• _Written instruction_
Nothing in the records may be left out or altered; reproduce them all exactly.

• _Stored records_

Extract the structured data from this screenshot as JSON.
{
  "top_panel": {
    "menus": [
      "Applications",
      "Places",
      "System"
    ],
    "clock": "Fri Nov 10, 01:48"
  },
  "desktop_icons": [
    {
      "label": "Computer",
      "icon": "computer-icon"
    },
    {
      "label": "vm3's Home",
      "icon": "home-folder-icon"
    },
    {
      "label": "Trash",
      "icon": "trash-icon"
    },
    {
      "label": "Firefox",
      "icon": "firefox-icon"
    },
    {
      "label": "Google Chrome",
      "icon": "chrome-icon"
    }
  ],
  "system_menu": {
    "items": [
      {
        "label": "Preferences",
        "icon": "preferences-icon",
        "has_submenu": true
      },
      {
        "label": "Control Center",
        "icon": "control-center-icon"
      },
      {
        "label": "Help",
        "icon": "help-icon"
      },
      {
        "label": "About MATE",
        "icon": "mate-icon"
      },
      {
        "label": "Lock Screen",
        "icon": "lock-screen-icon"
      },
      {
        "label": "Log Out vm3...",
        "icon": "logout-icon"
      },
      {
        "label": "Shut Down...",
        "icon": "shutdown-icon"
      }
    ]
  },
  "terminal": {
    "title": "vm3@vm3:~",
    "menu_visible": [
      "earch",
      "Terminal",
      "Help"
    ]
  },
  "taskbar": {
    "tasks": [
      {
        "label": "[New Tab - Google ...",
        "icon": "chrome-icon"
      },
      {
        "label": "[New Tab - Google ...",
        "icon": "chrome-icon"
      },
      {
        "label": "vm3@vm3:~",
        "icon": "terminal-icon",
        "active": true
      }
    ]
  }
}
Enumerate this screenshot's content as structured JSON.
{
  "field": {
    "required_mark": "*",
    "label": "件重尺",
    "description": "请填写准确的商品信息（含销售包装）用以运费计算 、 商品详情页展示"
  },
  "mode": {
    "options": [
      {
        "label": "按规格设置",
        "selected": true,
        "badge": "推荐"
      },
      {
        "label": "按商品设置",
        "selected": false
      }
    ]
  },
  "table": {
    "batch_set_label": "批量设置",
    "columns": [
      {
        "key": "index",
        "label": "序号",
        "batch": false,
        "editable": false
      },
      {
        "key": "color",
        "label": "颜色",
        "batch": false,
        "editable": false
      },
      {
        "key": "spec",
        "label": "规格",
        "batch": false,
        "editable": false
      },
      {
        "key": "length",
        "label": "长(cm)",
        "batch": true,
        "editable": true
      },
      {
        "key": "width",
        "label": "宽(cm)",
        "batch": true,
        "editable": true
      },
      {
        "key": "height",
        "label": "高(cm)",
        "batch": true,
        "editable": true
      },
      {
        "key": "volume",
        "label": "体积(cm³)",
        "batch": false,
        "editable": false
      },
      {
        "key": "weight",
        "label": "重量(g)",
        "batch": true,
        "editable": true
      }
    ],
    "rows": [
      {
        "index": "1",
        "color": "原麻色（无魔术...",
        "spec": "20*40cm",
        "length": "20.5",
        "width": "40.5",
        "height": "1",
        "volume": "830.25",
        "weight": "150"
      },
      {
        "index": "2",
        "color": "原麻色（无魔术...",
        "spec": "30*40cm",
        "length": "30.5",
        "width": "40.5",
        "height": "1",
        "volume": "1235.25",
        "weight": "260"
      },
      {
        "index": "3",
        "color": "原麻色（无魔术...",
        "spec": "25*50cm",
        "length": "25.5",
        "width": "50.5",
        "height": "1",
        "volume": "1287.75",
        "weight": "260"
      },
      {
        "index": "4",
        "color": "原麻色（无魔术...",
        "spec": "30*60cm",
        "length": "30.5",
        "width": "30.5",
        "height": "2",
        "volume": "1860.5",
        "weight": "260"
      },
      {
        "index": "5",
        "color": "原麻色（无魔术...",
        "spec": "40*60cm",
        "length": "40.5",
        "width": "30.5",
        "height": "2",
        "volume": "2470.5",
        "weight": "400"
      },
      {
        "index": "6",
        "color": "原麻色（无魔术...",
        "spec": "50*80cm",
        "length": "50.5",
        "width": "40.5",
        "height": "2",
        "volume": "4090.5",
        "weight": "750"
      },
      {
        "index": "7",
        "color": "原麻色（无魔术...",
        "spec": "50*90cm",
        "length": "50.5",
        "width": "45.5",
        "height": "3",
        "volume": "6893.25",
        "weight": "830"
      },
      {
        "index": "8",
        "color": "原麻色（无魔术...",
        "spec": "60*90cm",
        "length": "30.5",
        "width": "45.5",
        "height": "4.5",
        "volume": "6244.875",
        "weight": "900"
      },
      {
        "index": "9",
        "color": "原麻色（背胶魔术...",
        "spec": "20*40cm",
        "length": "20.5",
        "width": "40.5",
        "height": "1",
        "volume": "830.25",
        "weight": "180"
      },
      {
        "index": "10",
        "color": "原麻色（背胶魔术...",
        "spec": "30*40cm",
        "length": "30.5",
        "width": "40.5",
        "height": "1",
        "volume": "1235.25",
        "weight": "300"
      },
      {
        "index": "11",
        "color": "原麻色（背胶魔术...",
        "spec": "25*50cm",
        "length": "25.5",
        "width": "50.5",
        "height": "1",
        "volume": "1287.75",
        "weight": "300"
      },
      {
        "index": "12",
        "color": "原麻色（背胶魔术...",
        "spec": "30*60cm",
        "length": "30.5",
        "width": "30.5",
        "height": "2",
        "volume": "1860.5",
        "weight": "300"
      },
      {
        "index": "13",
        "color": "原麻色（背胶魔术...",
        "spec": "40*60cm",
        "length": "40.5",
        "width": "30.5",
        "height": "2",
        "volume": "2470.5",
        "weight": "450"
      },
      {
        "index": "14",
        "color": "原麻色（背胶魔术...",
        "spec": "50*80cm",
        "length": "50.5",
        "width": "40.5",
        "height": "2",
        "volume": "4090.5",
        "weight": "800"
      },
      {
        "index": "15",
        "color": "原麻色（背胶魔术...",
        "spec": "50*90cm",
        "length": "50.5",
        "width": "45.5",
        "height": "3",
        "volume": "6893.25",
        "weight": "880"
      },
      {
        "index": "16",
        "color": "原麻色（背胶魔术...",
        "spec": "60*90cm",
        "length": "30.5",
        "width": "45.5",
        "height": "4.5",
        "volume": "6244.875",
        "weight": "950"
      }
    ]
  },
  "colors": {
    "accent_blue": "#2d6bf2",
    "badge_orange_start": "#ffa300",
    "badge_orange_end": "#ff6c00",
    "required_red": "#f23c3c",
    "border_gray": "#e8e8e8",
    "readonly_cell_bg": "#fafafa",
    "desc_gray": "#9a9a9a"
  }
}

• _Result for this task_
Extract the structured data from this screenshot as JSON.
{
  "top_panel": {
    "menus": [
      "Applications",
      "Places",
      "System"
    ],
    "clock": "Fri Nov 10, 01:48"
  },
  "desktop_icons": [
    {
      "label": "Computer",
      "icon": "computer-icon"
    },
    {
      "label": "vm3's Home",
      "icon": "home-folder-icon"
    },
    {
      "label": "Trash",
      "icon": "trash-icon"
    },
    {
      "label": "Firefox",
      "icon": "firefox-icon"
    },
    {
      "label": "Google Chrome",
      "icon": "chrome-icon"
    }
  ],
  "system_menu": {
    "items": [
      {
        "label": "Preferences",
        "icon": "preferences-icon",
        "has_submenu": true
      },
      {
        "label": "Control Center",
        "icon": "control-center-icon"
      },
      {
        "label": "Help",
        "icon": "help-icon"
      },
      {
        "label": "About MATE",
        "icon": "mate-icon"
      },
      {
        "label": "Lock Screen",
        "icon": "lock-screen-icon"
      },
      {
        "label": "Log Out vm3...",
        "icon": "logout-icon"
      },
      {
        "label": "Shut Down...",
        "icon": "shutdown-icon"
      }
    ]
  },
  "terminal": {
    "title": "vm3@vm3:~",
    "menu_visible": [
      "earch",
      "Terminal",
      "Help"
    ]
  },
  "taskbar": {
    "tasks": [
      {
        "label": "[New Tab - Google ...",
        "icon": "chrome-icon"
      },
      {
        "label": "[New Tab - Google ...",
        "icon": "chrome-icon"
      },
      {
        "label": "vm3@vm3:~",
        "icon": "terminal-icon",
        "active": true
      }
    ]
  }
}
Enumerate this screenshot's content as structured JSON.
{
  "field": {
    "required_mark": "*",
    "label": "件重尺",
    "description": "请填写准确的商品信息（含销售包装）用以运费计算 、 商品详情页展示"
  },
  "mode": {
    "options": [
      {
        "label": "按规格设置",
        "selected": true,
        "badge": "推荐"
      },
      {
        "label": "按商品设置",
        "selected": false
      }
    ]
  },
  "table": {
    "batch_set_label": "批量设置",
    "columns": [
      {
        "key": "index",
        "label": "序号",
        "batch": false,
        "editable": false
      },
      {
        "key": "color",
        "label": "颜色",
        "batch": false,
        "editable": false
      },
      {
        "key": "spec",
        "label": "规格",
        "batch": false,
        "editable": false
      },
      {
        "key": "length",
        "label": "长(cm)",
        "batch": true,
        "editable": true
      },
      {
        "key": "width",
        "label": "宽(cm)",
        "batch": true,
        "editable": true
      },
      {
        "key": "height",
        "label": "高(cm)",
        "batch": true,
        "editable": true
      },
      {
        "key": "volume",
        "label": "体积(cm³)",
        "batch": false,
        "editable": false
      },
      {
        "key": "weight",
        "label": "重量(g)",
        "batch": true,
        "editable": true
      }
    ],
    "rows": [
      {
        "index": "1",
        "color": "原麻色（无魔术...",
        "spec": "20*40cm",
        "length": "20.5",
        "width": "40.5",
        "height": "1",
        "volume": "830.25",
        "weight": "150"
      },
      {
        "index": "2",
        "color": "原麻色（无魔术...",
        "spec": "30*40cm",
        "length": "30.5",
        "width": "40.5",
        "height": "1",
        "volume": "1235.25",
        "weight": "260"
      },
      {
        "index": "3",
        "color": "原麻色（无魔术...",
        "spec": "25*50cm",
        "length": "25.5",
        "width": "50.5",
        "height": "1",
        "volume": "1287.75",
        "weight": "260"
      },
      {
        "index": "4",
        "color": "原麻色（无魔术...",
        "spec": "30*60cm",
        "length": "30.5",
        "width": "30.5",
        "height": "2",
        "volume": "1860.5",
        "weight": "260"
      },
      {
        "index": "5",
        "color": "原麻色（无魔术...",
        "spec": "40*60cm",
        "length": "40.5",
        "width": "30.5",
        "height": "2",
        "volume": "2470.5",
        "weight": "400"
      },
      {
        "index": "6",
        "color": "原麻色（无魔术...",
        "spec": "50*80cm",
        "length": "50.5",
        "width": "40.5",
        "height": "2",
        "volume": "4090.5",
        "weight": "750"
      },
      {
        "index": "7",
        "color": "原麻色（无魔术...",
        "spec": "50*90cm",
        "length": "50.5",
        "width": "45.5",
        "height": "3",
        "volume": "6893.25",
        "weight": "830"
      },
      {
        "index": "8",
        "color": "原麻色（无魔术...",
        "spec": "60*90cm",
        "length": "30.5",
        "width": "45.5",
        "height": "4.5",
        "volume": "6244.875",
        "weight": "900"
      },
      {
        "index": "9",
        "color": "原麻色（背胶魔术...",
        "spec": "20*40cm",
        "length": "20.5",
        "width": "40.5",
        "height": "1",
        "volume": "830.25",
        "weight": "180"
      },
      {
        "index": "10",
        "color": "原麻色（背胶魔术...",
        "spec": "30*40cm",
        "length": "30.5",
        "width": "40.5",
        "height": "1",
        "volume": "1235.25",
        "weight": "300"
      },
      {
        "index": "11",
        "color": "原麻色（背胶魔术...",
        "spec": "25*50cm",
        "length": "25.5",
        "width": "50.5",
        "height": "1",
        "volume": "1287.75",
        "weight": "300"
      },
      {
        "index": "12",
        "color": "原麻色（背胶魔术...",
        "spec": "30*60cm",
        "length": "30.5",
        "width": "30.5",
        "height": "2",
        "volume": "1860.5",
        "weight": "300"
      },
      {
        "index": "13",
        "color": "原麻色（背胶魔术...",
        "spec": "40*60cm",
        "length": "40.5",
        "width": "30.5",
        "height": "2",
        "volume": "2470.5",
        "weight": "450"
      },
      {
        "index": "14",
        "color": "原麻色（背胶魔术...",
        "spec": "50*80cm",
        "length": "50.5",
        "width": "40.5",
        "height": "2",
        "volume": "4090.5",
        "weight": "800"
      },
      {
        "index": "15",
        "color": "原麻色（背胶魔术...",
        "spec": "50*90cm",
        "length": "50.5",
        "width": "45.5",
        "height": "3",
        "volume": "6893.25",
        "weight": "880"
      },
      {
        "index": "16",
        "color": "原麻色（背胶魔术...",
        "spec": "60*90cm",
        "length": "30.5",
        "width": "45.5",
        "height": "4.5",
        "volume": "6244.875",
        "weight": "950"
      }
    ]
  },
  "colors": {
    "accent_blue": "#2d6bf2",
    "badge_orange_start": "#ffa300",
    "badge_orange_end": "#ff6c00",
    "required_red": "#f23c3c",
    "border_gray": "#e8e8e8",
    "readonly_cell_bg": "#fafafa",
    "desc_gray": "#9a9a9a"
  }
}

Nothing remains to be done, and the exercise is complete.